-- PASSAGE PROVIDED start --

Handle exceptions in BatchedSend #4135

TomAugspurger · 2020-09-28T19:57:25Z

This changes exception handling in BatchedSend.

The problem: BatchedSend.send is a regular function. What happens if we
add a message to be sent, but that send fails at a later time? In the
current structure, that exception is logged and then lost to the void.

This PR makes things a bit more robust in two ways:

For unexpected errors, we retry a few times. In
Dask tasks not being shared among workers pangeo-data/pangeo#788 manual retries did
fix the issue, so we try that here automatically.
For CommClosedErrors or repeated unexpected errors, we close the
BatchedSend object. By closing the BatchedSend after an exception,
subsequent BatchedSend.send calls will fail.

We still face the issue with a potential exception happening in the
background that aren't followed by another BatchedSend.send failing.
But I think that's unavoidable given the current design.

I think this better addresses the root problem than #4128. #4128 may still be useful, but I'll revisit it after testing this out.

This changes exception handling in BatchedSend. The problem: BatchedSend.send is a regular function. What happens if we add a message to be sent, but that send fails at a later time? In the current structure, that exception is logged and then lost to the void. This PR makes things a bit more robust in two ways: 1. For unexpected errors, we retry a few times. In pangeo-data/pangeo#788 manual retries did fix the issue, so we try that here automatically. 2. For CommClosedErrors or repeated unexpected errors, we close the BatchedSend object. By closing the BatchedSend after an exception, *subsequent* `BatchedSend.send` calls will fail. We still face the issue with a potential exception happening in the background that *aren't* followed by another `BatchedSend.send` failing. But I think that's unavoidable given the current design.

TomAugspurger · 2020-09-28T20:27:01Z

distributed/tests/test_batched.py

+    #
+    # The reported issues (https://github.com/tornadoweb/tornado/pull/2008)
+    # claim that the BufferError *should* only happen when the application
+    # is incorrectly using threads. I haven't been able to construct an


tornadoweb/tornado#2008 (comment) may actually be relevant here. stackimpact was calling sys._current_frames(). I wonder if our profiler might be causing similar issues? Let me try playing with that. That was apparently from a signal handler though.

TomAugspurger · 2020-09-29T13:17:47Z

Test failure on Windows Python3.6 with tornado 5.x

================================== FAILURES ===================================
___________________________ test_handles_exceptions ___________________________

    @pytest.mark.asyncio
    async def test_handles_exceptions():
        # Ensure that we properly handle exceptions in BatchedSend.

-- PASSAGE PROVIDED end --

Please continue the BatchedSend exception-handling thread above, starting right after its last line.

-- MATERIAL SHOWN start --

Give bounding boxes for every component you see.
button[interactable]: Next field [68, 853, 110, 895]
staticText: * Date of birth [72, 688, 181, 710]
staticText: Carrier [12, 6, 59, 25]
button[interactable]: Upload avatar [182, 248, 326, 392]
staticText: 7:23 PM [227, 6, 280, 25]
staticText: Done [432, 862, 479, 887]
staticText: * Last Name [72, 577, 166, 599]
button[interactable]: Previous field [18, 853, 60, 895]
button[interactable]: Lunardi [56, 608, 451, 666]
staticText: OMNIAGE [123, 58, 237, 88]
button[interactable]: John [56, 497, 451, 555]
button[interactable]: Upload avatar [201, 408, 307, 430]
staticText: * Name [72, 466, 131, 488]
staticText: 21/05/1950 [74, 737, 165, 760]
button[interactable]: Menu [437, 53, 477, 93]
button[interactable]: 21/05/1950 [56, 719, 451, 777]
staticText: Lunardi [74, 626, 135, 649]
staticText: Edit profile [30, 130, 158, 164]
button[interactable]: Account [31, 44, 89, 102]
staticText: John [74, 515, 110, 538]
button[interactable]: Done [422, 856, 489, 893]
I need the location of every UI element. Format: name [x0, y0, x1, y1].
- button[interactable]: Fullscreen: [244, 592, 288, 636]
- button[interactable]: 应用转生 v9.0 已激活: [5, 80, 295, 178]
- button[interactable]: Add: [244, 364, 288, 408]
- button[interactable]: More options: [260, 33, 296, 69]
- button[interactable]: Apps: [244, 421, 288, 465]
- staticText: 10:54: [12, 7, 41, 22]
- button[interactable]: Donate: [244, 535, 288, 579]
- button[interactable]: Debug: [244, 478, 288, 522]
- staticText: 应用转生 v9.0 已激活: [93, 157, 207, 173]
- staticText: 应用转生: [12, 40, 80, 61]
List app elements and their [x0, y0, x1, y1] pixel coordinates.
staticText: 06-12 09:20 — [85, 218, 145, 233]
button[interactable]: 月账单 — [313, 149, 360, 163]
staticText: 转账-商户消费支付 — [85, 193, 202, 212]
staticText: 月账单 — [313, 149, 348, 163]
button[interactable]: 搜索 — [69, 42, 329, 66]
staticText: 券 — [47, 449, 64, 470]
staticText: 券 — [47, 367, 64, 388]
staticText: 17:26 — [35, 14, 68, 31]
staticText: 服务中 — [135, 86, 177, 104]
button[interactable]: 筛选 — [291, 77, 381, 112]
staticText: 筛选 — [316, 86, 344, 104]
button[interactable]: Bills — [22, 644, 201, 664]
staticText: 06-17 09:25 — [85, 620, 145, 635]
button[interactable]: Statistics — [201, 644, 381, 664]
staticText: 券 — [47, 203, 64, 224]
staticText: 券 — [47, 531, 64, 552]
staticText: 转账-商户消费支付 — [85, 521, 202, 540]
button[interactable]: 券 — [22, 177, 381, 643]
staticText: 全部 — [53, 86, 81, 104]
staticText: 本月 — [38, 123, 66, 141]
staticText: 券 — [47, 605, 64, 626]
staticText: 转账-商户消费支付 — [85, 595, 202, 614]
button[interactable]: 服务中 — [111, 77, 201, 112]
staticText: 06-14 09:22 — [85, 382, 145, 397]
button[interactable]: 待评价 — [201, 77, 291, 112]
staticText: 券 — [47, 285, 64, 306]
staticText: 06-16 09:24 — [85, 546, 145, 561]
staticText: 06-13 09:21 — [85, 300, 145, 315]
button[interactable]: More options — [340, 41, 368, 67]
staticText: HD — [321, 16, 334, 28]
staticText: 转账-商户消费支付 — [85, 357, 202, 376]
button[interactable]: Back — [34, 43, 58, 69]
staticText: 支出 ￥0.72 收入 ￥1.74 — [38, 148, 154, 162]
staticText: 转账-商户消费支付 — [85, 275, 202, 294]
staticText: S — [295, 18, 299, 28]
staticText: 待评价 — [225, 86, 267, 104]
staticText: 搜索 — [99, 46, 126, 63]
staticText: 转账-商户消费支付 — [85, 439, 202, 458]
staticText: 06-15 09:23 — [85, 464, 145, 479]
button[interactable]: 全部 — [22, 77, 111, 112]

-- MATERIAL SHOWN end --

** ANSWER TO THIS EXERCISE **
        # https://github.com/pangeo-data/pangeo/issues/788
        # mentioned in https://github.com/dask/distributed/issues/4080, but
        # possibly distinct.
        #
        # The reported issues (https://github.com/tornadoweb/tornado/pull/2008)
        # claim that the BufferError *should* only happen when the application
        # is incorrectly using threads. I haven't been able to construct an
        # actual example, so we mock IOStream.write to raise and ensure that
        # BufferedSend handles things correctly. We don't (yet) test that
        # any *users* of BatchedSend correctly handle BatchedSend dropping
        # messages.
        async with EchoServer() as e:
            comm = await connect(e.address)
            b = BatchedSend(interval=10)
            b.start(comm)
            await asyncio.sleep(0.020)
            orig = comm.stream.write
    
            n = 0
    
            def raise_buffererror(*args, **kwargs):
                nonlocal n
                n += 1
    
                if n == 1:
                    raise BufferError("bad!")
                elif n == 2:
                    orig(*args, **kwargs)
                else:
                    raise CommClosedError
    
            with mock.patch.object(comm.stream, "write", wraps=raise_buffererror):
                b.send("hello")
                b.send("hello")
                b.send("world")
                await asyncio.sleep(0.020)
                result = await comm.read()
                assert result == ("hello", "hello", "world")
    
                b.send("raises when flushed")
                await asyncio.sleep(0.020)  # CommClosedError hit in callback
    
                with pytest.raises(CommClosedError):
>                   b.send("raises when sent")
E                   Failed: DID NOT RAISE <class 'distributed.comm.core.CommClosedError'>

I believe we test python 3.6 and tornado 5 on Linux in https://travis-ci.org/github/dask/distributed/jobs/731248712, so it's likely just a windows & tornado 5 / py36 issue. Going to re-run but I'll likely just skip the test there.

mrocklin · 2020-09-29T17:46:22Z

Otherwise is this resolving the issues that you were seeing with Pangeo workloads?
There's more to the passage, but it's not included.